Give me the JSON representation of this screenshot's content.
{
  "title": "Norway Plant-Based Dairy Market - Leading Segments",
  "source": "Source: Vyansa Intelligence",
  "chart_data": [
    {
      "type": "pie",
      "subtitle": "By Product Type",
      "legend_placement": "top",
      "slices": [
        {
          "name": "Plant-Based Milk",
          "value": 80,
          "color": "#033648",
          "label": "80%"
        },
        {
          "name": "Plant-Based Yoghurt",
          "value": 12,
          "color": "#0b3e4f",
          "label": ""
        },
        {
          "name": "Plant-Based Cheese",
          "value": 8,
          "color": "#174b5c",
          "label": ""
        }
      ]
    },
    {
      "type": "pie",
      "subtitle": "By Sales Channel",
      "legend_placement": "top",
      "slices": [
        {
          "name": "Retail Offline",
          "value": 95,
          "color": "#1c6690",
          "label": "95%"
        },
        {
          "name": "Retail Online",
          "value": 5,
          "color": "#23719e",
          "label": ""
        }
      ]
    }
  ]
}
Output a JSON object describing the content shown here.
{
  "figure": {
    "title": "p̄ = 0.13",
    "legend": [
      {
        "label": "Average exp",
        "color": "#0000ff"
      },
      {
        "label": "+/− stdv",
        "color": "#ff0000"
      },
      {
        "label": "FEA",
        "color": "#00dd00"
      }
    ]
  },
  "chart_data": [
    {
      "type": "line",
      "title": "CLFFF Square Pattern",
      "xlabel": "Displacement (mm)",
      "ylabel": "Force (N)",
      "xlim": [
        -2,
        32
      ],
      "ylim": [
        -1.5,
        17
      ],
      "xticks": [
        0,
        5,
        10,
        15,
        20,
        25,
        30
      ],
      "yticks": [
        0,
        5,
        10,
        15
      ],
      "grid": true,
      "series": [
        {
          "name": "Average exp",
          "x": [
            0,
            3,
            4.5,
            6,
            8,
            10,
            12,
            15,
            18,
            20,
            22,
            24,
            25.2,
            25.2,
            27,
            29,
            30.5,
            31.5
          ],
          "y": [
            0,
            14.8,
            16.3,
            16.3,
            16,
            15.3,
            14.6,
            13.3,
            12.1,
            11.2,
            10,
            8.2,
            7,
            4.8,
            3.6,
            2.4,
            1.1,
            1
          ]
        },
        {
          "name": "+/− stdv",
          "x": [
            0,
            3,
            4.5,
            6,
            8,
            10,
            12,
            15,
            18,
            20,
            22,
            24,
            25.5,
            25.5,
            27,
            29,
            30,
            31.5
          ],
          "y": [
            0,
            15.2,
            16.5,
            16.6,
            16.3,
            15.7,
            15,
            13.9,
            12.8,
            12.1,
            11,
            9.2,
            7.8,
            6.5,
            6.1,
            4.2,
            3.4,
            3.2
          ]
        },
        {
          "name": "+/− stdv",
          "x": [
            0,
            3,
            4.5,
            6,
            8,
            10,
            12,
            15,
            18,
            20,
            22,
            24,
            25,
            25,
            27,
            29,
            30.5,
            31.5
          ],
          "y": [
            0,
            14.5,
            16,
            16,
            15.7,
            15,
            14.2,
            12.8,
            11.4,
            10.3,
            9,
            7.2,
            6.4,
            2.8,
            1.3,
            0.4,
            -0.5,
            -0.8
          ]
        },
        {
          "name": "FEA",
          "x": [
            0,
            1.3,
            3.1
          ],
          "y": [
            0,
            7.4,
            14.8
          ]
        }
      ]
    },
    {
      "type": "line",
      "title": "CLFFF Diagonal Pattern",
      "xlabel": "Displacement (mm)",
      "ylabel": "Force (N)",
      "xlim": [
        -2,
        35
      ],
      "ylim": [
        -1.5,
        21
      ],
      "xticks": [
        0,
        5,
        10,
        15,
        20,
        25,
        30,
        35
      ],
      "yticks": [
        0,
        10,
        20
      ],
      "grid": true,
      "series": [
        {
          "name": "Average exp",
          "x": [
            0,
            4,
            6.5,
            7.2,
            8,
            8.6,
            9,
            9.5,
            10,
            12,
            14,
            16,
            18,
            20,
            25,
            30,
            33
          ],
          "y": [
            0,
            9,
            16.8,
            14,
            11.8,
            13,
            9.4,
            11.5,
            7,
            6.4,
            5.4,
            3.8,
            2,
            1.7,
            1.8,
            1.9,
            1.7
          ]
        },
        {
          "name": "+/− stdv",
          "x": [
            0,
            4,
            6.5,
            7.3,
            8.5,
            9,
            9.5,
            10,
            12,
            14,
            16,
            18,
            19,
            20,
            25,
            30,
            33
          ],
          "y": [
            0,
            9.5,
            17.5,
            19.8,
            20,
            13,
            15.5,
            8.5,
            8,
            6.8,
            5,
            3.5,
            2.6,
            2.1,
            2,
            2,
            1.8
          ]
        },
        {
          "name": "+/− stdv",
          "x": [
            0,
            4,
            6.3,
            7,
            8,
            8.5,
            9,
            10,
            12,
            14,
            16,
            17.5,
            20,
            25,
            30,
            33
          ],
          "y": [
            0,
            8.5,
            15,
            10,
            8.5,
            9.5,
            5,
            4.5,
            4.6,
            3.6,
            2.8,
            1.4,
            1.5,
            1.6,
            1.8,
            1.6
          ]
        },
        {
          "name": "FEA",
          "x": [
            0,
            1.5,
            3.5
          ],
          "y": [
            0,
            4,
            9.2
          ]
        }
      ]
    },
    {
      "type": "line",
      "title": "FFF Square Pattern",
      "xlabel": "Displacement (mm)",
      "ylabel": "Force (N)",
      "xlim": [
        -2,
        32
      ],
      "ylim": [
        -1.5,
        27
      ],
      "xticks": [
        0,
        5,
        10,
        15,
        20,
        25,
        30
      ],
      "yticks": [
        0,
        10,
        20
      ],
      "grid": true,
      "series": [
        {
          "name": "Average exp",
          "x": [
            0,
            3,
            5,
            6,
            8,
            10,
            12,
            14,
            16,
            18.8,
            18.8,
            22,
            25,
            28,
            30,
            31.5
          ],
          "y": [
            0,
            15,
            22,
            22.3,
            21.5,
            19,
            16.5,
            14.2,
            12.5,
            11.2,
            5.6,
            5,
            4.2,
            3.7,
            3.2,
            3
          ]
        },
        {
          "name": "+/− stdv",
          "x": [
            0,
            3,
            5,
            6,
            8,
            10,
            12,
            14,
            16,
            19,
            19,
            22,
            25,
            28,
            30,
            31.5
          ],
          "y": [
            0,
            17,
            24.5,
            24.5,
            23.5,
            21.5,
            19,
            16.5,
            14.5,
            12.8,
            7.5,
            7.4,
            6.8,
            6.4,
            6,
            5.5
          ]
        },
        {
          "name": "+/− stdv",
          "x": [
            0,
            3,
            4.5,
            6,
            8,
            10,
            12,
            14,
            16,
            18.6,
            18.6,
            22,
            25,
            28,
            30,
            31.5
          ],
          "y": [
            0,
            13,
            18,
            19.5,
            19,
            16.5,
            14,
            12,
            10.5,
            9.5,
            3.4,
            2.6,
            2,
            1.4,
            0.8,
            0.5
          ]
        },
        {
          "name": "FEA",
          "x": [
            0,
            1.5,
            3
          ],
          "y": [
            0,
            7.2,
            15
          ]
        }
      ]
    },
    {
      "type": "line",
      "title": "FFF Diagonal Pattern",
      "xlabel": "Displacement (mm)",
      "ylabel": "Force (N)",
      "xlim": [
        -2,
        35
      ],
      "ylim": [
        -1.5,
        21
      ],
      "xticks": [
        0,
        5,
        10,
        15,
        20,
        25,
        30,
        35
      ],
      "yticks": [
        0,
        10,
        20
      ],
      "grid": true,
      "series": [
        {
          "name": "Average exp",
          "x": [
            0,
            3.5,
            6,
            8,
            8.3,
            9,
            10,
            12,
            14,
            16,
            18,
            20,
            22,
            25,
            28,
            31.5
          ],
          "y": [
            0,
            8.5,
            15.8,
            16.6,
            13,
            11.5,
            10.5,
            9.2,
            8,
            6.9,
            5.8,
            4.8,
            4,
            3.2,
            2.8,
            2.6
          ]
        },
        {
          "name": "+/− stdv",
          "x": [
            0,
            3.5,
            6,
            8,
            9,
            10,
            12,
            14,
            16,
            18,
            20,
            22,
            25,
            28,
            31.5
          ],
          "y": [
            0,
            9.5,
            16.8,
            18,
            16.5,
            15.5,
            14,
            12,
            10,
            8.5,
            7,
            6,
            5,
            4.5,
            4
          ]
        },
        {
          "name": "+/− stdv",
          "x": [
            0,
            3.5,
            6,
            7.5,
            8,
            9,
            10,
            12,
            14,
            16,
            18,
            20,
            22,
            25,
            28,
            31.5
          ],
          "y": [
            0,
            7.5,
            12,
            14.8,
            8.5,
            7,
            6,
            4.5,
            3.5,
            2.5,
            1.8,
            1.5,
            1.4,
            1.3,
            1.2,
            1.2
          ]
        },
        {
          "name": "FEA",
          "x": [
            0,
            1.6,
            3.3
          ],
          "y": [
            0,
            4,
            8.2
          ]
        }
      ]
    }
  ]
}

GIVEN PROBLEM
In the entries above, find each line with the string "Diagonal" and copy it.

ANSWER FOR THE TASK
      "title": "CLFFF Diagonal Pattern",
      "title": "FFF Diagonal Pattern",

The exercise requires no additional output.